- **The problem**
From the first line to the last, print the data exactly as it appears.

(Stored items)
++++

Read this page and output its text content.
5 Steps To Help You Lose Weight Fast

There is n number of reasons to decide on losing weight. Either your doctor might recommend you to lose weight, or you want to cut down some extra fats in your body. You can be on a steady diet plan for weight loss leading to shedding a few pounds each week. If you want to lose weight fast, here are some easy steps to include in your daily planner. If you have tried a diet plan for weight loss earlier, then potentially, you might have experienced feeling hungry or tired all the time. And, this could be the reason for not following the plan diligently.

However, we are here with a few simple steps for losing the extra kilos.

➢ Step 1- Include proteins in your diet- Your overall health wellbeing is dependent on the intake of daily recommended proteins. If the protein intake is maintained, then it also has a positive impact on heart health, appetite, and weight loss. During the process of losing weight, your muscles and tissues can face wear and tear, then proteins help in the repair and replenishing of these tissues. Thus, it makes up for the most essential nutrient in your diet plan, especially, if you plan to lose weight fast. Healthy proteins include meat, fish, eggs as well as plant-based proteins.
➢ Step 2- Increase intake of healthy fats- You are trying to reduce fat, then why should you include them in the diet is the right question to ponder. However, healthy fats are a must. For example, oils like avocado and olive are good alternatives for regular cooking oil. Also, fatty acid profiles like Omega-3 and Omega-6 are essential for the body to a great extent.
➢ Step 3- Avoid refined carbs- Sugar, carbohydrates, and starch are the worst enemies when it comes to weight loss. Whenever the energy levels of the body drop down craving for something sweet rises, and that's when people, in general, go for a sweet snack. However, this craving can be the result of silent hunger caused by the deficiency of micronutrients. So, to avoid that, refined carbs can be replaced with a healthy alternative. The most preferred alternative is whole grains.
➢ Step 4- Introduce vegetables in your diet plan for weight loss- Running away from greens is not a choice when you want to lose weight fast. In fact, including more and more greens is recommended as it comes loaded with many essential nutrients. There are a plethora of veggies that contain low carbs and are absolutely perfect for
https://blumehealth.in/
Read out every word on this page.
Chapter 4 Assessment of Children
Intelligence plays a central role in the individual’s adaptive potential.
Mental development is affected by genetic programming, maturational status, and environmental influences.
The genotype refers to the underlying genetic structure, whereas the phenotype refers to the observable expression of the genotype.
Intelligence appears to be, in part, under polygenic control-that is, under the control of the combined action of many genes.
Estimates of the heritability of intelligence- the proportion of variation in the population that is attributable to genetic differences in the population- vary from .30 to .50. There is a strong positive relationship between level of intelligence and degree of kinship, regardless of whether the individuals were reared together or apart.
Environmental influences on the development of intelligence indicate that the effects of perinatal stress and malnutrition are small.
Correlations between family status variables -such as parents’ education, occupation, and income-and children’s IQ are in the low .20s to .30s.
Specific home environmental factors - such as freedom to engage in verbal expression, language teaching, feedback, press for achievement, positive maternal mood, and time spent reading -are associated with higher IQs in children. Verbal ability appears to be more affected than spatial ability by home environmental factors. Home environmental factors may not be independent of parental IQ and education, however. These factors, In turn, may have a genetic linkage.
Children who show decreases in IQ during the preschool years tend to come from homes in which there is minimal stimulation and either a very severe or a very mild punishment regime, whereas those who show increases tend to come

++++

- **Output of the exercise**
Read this page and output its text content.
5 Steps To Help You Lose Weight Fast

There is n number of reasons to decide on losing weight. Either your doctor might recommend you to lose weight, or you want to cut down some extra fats in your body. You can be on a steady diet plan for weight loss leading to shedding a few pounds each week. If you want to lose weight fast, here are some easy steps to include in your daily planner. If you have tried a diet plan for weight loss earlier, then potentially, you might have experienced feeling hungry or tired all the time. And, this could be the reason for not following the plan diligently.

However, we are here with a few simple steps for losing the extra kilos.

➢ Step 1- Include proteins in your diet- Your overall health wellbeing is dependent on the intake of daily recommended proteins. If the protein intake is maintained, then it also has a positive impact on heart health, appetite, and weight loss. During the process of losing weight, your muscles and tissues can face wear and tear, then proteins help in the repair and replenishing of these tissues. Thus, it makes up for the most essential nutrient in your diet plan, especially, if you plan to lose weight fast. Healthy proteins include meat, fish, eggs as well as plant-based proteins.
➢ Step 2- Increase intake of healthy fats- You are trying to reduce fat, then why should you include them in the diet is the right question to ponder. However, healthy fats are a must. For example, oils like avocado and olive are good alternatives for regular cooking oil. Also, fatty acid profiles like Omega-3 and Omega-6 are essential for the body to a great extent.
➢ Step 3- Avoid refined carbs- Sugar, carbohydrates, and starch are the worst enemies when it comes to weight loss. Whenever the energy levels of the body drop down craving for something sweet rises, and that's when people, in general, go for a sweet snack. However, this craving can be the result of silent hunger caused by the deficiency of micronutrients. So, to avoid that, refined carbs can be replaced with a healthy alternative. The most preferred alternative is whole grains.
➢ Step 4- Introduce vegetables in your diet plan for weight loss- Running away from greens is not a choice when you want to lose weight fast. In fact, including more and more greens is recommended as it comes loaded with many essential nutrients. There are a plethora of veggies that contain low carbs and are absolutely perfect for
https://blumehealth.in/
Read out every word on this page.
Chapter 4 Assessment of Children
Intelligence plays a central role in the individual’s adaptive potential.
Mental development is affected by genetic programming, maturational status, and environmental influences.
The genotype refers to the underlying genetic structure, whereas the phenotype refers to the observable expression of the genotype.
Intelligence appears to be, in part, under polygenic control-that is, under the control of the combined action of many genes.
Estimates of the heritability of intelligence- the proportion of variation in the population that is attributable to genetic differences in the population- vary from .30 to .50. There is a strong positive relationship between level of intelligence and degree of kinship, regardless of whether the individuals were reared together or apart.
Environmental influences on the development of intelligence indicate that the effects of perinatal stress and malnutrition are small.
Correlations between family status variables -such as parents’ education, occupation, and income-and children’s IQ are in the low .20s to .30s.
Specific home environmental factors - such as freedom to engage in verbal expression, language teaching, feedback, press for achievement, positive maternal mood, and time spent reading -are associated with higher IQs in children. Verbal ability appears to be more affected than spatial ability by home environmental factors. Home environmental factors may not be independent of parental IQ and education, however. These factors, In turn, may have a genetic linkage.
Children who show decreases in IQ during the preschool years tend to come from homes in which there is minimal stimulation and either a very severe or a very mild punishment regime, whereas those who show increases tend to come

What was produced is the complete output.